** BEGIN Data shown **

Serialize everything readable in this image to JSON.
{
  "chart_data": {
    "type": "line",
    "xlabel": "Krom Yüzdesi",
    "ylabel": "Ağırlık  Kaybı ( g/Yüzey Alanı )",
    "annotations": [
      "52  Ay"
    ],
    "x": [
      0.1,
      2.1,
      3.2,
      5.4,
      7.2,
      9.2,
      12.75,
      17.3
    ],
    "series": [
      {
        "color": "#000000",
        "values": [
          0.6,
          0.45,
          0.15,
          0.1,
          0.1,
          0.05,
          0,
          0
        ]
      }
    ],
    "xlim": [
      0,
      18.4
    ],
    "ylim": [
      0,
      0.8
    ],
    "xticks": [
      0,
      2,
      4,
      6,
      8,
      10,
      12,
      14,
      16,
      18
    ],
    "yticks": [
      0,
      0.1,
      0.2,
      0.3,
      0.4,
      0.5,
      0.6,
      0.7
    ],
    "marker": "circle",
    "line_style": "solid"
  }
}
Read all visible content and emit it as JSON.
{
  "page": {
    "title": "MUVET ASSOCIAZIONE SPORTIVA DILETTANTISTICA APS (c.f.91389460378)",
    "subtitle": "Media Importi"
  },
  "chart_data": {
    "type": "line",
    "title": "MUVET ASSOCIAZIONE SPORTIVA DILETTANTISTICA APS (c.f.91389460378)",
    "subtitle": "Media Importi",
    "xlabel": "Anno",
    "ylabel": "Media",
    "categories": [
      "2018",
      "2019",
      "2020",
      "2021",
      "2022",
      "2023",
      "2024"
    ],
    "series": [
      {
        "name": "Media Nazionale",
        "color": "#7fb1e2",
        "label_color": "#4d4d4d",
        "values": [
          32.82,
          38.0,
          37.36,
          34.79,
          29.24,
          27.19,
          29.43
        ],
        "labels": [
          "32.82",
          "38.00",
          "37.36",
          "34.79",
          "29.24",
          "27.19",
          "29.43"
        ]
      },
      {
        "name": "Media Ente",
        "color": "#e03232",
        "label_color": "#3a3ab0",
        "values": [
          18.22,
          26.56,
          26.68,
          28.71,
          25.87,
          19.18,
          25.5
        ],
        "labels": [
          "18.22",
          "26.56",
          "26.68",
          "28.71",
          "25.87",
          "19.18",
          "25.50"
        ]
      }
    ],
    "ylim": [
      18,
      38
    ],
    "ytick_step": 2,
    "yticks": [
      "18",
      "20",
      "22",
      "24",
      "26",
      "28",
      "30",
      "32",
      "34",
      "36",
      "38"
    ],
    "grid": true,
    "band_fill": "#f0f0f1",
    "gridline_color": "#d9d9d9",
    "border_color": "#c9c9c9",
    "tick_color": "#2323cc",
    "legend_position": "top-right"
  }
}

** END Data shown **

* Work instructions:
Count the lines of the data that contain the string "ylabel", and reply with that number alone.

* The response:
2